## Goal of the exercise
Each line containing the word "Durand" must be reported.

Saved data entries
========================================================================

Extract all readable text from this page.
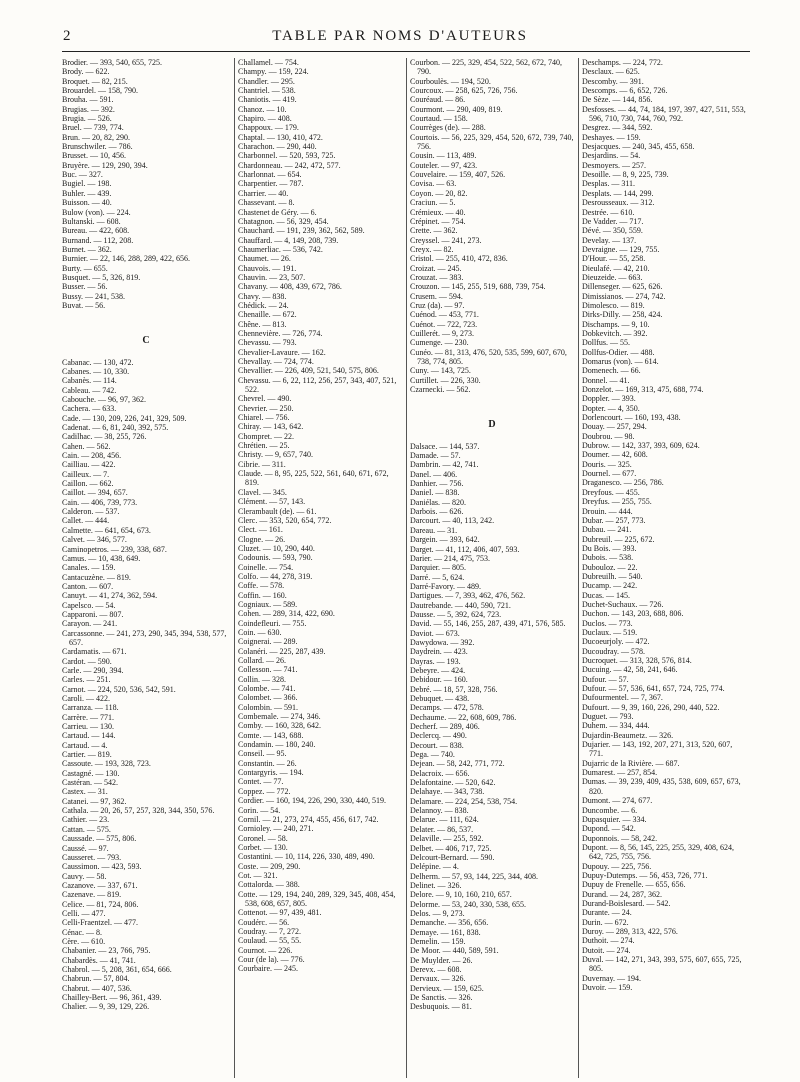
2	TABLE PAR NOMS D'AUTEURS
Brodier. — 393, 540, 655, 725.
Brody. — 622.
Broquet. — 82, 215.
Brouardel. — 158, 790.
Brouha. — 591.
Brugias. — 392.
Brugia. — 526.
Bruel. — 739, 774.
Brun. — 20, 82, 290.
Brunschwiler. — 786.
Brusset. — 10, 456.
Bruyère. — 129, 290, 394.
Buc. — 327.
Bugiel. — 198.
Buhler. — 439.
Buisson. — 40.
Bulow (von). — 224.
Bultanski. — 608.
Bureau. — 422, 608.
Burnand. — 112, 208.
Burnet. — 362.
Burnier. — 22, 146, 288, 289, 422, 656.
Burty. — 655.
Busquet. — 5, 326, 819.
Busser. — 56.
Bussy. — 241, 538.
Buvat. — 56.
C
Cabanac. — 130, 472.
Cabanes. — 10, 330.
Cabanès. — 114.
Cableau. — 742.
Cabouche. — 96, 97, 362.
Cachera. — 633.
Cade. — 130, 209, 226, 241, 329, 509.
Cadenat. — 6, 81, 240, 392, 575.
Cadilhac. — 38, 255, 726.
Cahen. — 562.
Cain. — 208, 456.
Cailliau. — 422.
Cailleux. — 7.
Caillon. — 662.
Caillot. — 394, 657.
Cain. — 406, 739, 773.
Calderon. — 537.
Callet. — 444.
Calmette. — 641, 654, 673.
Calvet. — 346, 577.
Caminopetros. — 239, 338, 687.
Camus. — 10, 438, 649.
Canales. — 159.
Cantacuzène. — 819.
Canton. — 607.
Canuyt. — 41, 274, 362, 594.
Capelsco. — 54.
Capparoni. — 807.
Carayon. — 241.
Carcassonne. — 241, 273, 290, 345, 394, 538, 577, 657.
Cardamatis. — 671.
Cardot. — 590.
Carle. — 290, 394.
Carles. — 251.
Carnot. — 224, 520, 536, 542, 591.
Caroli. — 422.
Carranza. — 118.
Carrère. — 771.
Carrieu. — 130.
Cartaud. — 144.
Cartaud. — 4.
Cartier. — 819.
Cassoute. — 193, 328, 723.
Castagné. — 130.
Castéran. — 542.
Castex. — 31.
Catanei. — 97, 362.
Cathala. — 20, 26, 57, 257, 328, 344, 350, 576.
Cathier. — 23.
Cattan. — 575.
Caussade. — 575, 806.
Caussé. — 97.
Causseret. — 793.
Caussimon. — 423, 593.
Cauvy. — 58.
Cazanove. — 337, 671.
Cazenave. — 819.
Celice. — 81, 724, 806.
Celli. — 477.
Celli-Fraentzel. — 477.
Cénac. — 8.
Cère. — 610.
Chabanier. — 23, 766, 795.
Chabardès. — 41, 741.
Chabrol. — 5, 208, 361, 654, 666.
Chabrun. — 57, 804.
Chabrut. — 407, 536.
Chailley-Bert. — 96, 361, 439.
Chalier. — 9, 39, 129, 226.
Challamel. — 754.
Champy. — 159, 224.
Chandler. — 295.
Chantriel. — 538.
Chaniotis. — 419.
Chanoz. — 10.
Chapiro. — 408.
Chappoux. — 179.
Chaptal. — 130, 410, 472.
Charachon. — 290, 440.
Charbonnel. — 520, 593, 725.
Chardonneau. — 242, 472, 577.
Charlonnat. — 654.
Charpentier. — 787.
Charrier. — 40.
Chassevant. — 8.
Chastenet de Géry. — 6.
Chatagnon. — 56, 329, 454.
Chauchard. — 191, 239, 362, 562, 589.
Chauffard. — 4, 149, 208, 739.
Chaumerliac. — 536, 742.
Chaumet. — 26.
Chauvois. — 191.
Chauvin. — 23, 507.
Chavany. — 408, 439, 672, 786.
Chavy. — 838.
Chédick. — 24.
Chenaille. — 672.
Chêne. — 813.
Chennevière. — 726, 774.
Chevassu. — 793.
Chevalier-Lavaure. — 162.
Chevallay. — 724, 774.
Chevallier. — 226, 409, 521, 540, 575, 806.
Chevassu. — 6, 22, 112, 256, 257, 343, 407, 521, 522.
Chevrel. — 490.
Chevrier. — 250.
Chiarel. — 756.
Chiray. — 143, 642.
Chompret. — 22.
Chrétien. — 25.
Christy. — 9, 657, 740.
Cibrie. — 311.
Claude. — 8, 95, 225, 522, 561, 640, 671, 672, 819.
Clavel. — 345.
Clément. — 57, 143.
Clerambault (de). — 61.
Clerc. — 353, 520, 654, 772.
Clect. — 161.
Clogne. — 26.
Cluzet. — 10, 290, 440.
Codounis. — 593, 790.
Coinelle. — 754.
Colfo. — 44, 278, 319.
Coffe. — 578.
Coffin. — 160.
Cogniaux. — 589.
Cohen. — 289, 314, 422, 690.
Coindefleuri. — 755.
Coin. — 630.
Coignerai. — 289.
Colanéri. — 225, 287, 439.
Collard. — 26.
Collesson. — 741.
Collin. — 328.
Colombe. — 741.
Colombet. — 366.
Colombin. — 591.
Combemale. — 274, 346.
Comby. — 160, 328, 642.
Comte. — 143, 688.
Condamin. — 180, 240.
Conseil. — 95.
Constantin. — 26.
Contargyris. — 194.
Contet. — 77.
Coppez. — 772.
Cordier. — 160, 194, 226, 290, 330, 440, 519.
Corin. — 54.
Cornil. — 21, 273, 274, 455, 456, 617, 742.
Cornioley. — 240, 271.
Coronel. — 58.
Corbet. — 130.
Costantini. — 10, 114, 226, 330, 489, 490.
Coste. — 209, 290.
Cot. — 321.
Cottalorda. — 388.
Cotte. — 129, 194, 240, 289, 329, 345, 408, 454, 538, 608, 657, 805.
Cottenot. — 97, 439, 481.
Coudérc. — 56.
Coudray. — 7, 272.
Coulaud. — 55, 55.
Cournot. — 226.
Cour (de la). — 776.
Courbaire. — 245.
Courbon. — 225, 329, 454, 522, 562, 672, 740, 790.
Courboulès. — 194, 520.
Courcoux. — 258, 625, 726, 756.
Couréaud. — 86.
Courmont. — 290, 409, 819.
Courtaud. — 158.
Courrèges (de). — 288.
Courtois. — 56, 225, 329, 454, 520, 672, 739, 740, 756.
Cousin. — 113, 489.
Couteler. — 97, 423.
Couvelaire. — 159, 407, 526.
Covisa. — 63.
Coyon. — 20, 82.
Craciun. — 5.
Crémieux. — 40.
Crépinet. — 754.
Crette. — 362.
Creyssel. — 241, 273.
Creyx. — 82.
Cristol. — 255, 410, 472, 836.
Croizat. — 245.
Crouzat. — 383.
Crouzon. — 145, 255, 519, 688, 739, 754.
Crusem. — 594.
Cruz (da). — 97.
Cuénod. — 453, 771.
Cuénot. — 722, 723.
Cuillerét. — 9, 273.
Cumenge. — 230.
Cunéo. — 81, 313, 476, 520, 535, 599, 607, 670, 738, 774, 805.
Cuny. — 143, 725.
Curtillet. — 226, 330.
Czarnecki. — 562.
D
Dalsace. — 144, 537.
Damade. — 57.
Dambrin. — 42, 741.
Danel. — 406.
Danhier. — 756.
Daniel. — 838.
Daniélas. — 820.
Darbois. — 626.
Darcourt. — 40, 113, 242.
Dareau. — 31.
Dargein. — 393, 642.
Darget. — 41, 112, 406, 407, 593.
Darier. — 214, 475, 753.
Darquier. — 805.
Darré. — 5, 624.
Darré-Favory. — 489.
Dartigues. — 7, 393, 462, 476, 562.
Dautrebande. — 440, 590, 721.
Dausse. — 5, 392, 624, 723.
David. — 55, 146, 255, 287, 439, 471, 576, 585.
Daviot. — 673.
Dawydowa. — 392.
Daydrein. — 423.
Dayras. — 193.
Debeyre. — 424.
Debidour. — 160.
Debré. — 18, 57, 328, 756.
Debuquet. — 438.
Decamps. — 472, 578.
Dechaume. — 22, 608, 609, 786.
Decherf. — 289, 406.
Declercq. — 490.
Decourt. — 838.
Dega. — 740.
Dejean. — 58, 242, 771, 772.
Delacroix. — 656.
Delafontaine. — 520, 642.
Delahaye. — 343, 738.
Delamare. — 224, 254, 538, 754.
Delannoy. — 838.
Delarue. — 111, 624.
Delater. — 86, 537.
Delaville. — 255, 592.
Delbet. — 406, 717, 725.
Delcourt-Bernard. — 590.
Delépine. — 4.
Delherm. — 57, 93, 144, 225, 344, 408.
Delinet. — 326.
Delore. — 9, 10, 160, 210, 657.
Delorme. — 53, 240, 330, 538, 655.
Delos. — 9, 273.
Demanche. — 356, 656.
Demaye. — 161, 838.
Demelin. — 159.
De Moor. — 440, 589, 591.
De Muylder. — 26.
Derevx. — 608.
Dervaux. — 326.
Dervieux. — 159, 625.
De Sanctis. — 326.
Desbuquois. — 81.
Deschamps. — 224, 772.
Desclaux. — 625.
Descomby. — 391.
Descomps. — 6, 652, 726.
De Sèze. — 144, 856.
Desfosses. — 44, 74, 184, 197, 397, 427, 511, 553, 596, 710, 730, 744, 760, 792.
Desgrez. — 344, 592.
Deshayes. — 159.
Desjacques. — 240, 345, 455, 658.
Desjardins. — 54.
Desmoyers. — 257.
Desoille. — 8, 9, 225, 739.
Desplas. — 311.
Desplats. — 144, 299.
Desrousseaux. — 312.
Destrée. — 610.
De Vadder. — 717.
Dévé. — 350, 559.
Develay. — 137.
Devraigne. — 129, 755.
D'Hour. — 55, 258.
Dieulafé. — 42, 210.
Dieuzeide. — 663.
Dillenseger. — 625, 626.
Dimissianos. — 274, 742.
Dimolesco. — 819.
Dirks-Dilly. — 258, 424.
Dischamps. — 9, 10.
Dobkevitch. — 392.
Dollfus. — 55.
Dollfus-Odier. — 488.
Domarus (von). — 614.
Domenech. — 66.
Donnel. — 41.
Donzelot. — 169, 313, 475, 688, 774.
Doppler. — 393.
Dopter. — 4, 350.
Dorlencourt. — 160, 193, 438.
Douay. — 257, 294.
Doubrou. — 98.
Dubrow. — 142, 337, 393, 609, 624.
Doumer. — 42, 608.
Douris. — 325.
Dournel. — 677.
Draganesco. — 256, 786.
Dreyfous. — 455.
Dreyfus. — 255, 755.
Drouin. — 444.
Dubar. — 257, 773.
Dubau. — 241.
Dubreuil. — 225, 672.
Du Bois. — 393.
Dubois. — 538.
Dubouloz. — 22.
Dubreuilh. — 540.
Ducamp. — 242.
Ducas. — 145.
Duchet-Suchaux. — 726.
Duchon. — 143, 203, 688, 806.
Duclos. — 773.
Duclaux. — 519.
Ducoeurjoly. — 472.
Ducoudray. — 578.
Ducroquet. — 313, 328, 576, 814.
Ducuing. — 42, 58, 241, 646.
Dufour. — 57.
Dufour. — 57, 536, 641, 657, 724, 725, 774.
Dufourmentel. — 7, 367.
Dufourt. — 9, 39, 160, 226, 290, 440, 522.
Duguet. — 793.
Duhem. — 334, 444.
Dujardin-Beaumetz. — 326.
Dujarier. — 143, 192, 207, 271, 313, 520, 607, 771.
Dujarric de la Rivière. — 687.
Dumarest. — 257, 854.
Dumas. — 39, 239, 409, 435, 538, 609, 657, 673, 820.
Dumont. — 274, 677.
Duncombe. — 6.
Dupasquier. — 334.
Dupond. — 542.
Duponnois. — 58, 242.
Dupont. — 8, 56, 145, 225, 255, 329, 408, 624, 642, 725, 755, 756.
Dupouy. — 225, 756.
Dupuy-Dutemps. — 56, 453, 726, 771.
Dupuy de Frenelle. — 655, 656.
Durand. — 24, 287, 362.
Durand-Boislesard. — 542.
Durante. — 24.
Durin. — 672.
Duroy. — 289, 313, 422, 576.
Duthoit. — 274.
Dutoit. — 274.
Duval. — 142, 271, 343, 393, 575, 607, 655, 725, 805.
Duvernay. — 194.
Duvoir. — 159.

========================================================================

## Task answer
Durand. — 24, 287, 362.
Durand-Boislesard. — 542.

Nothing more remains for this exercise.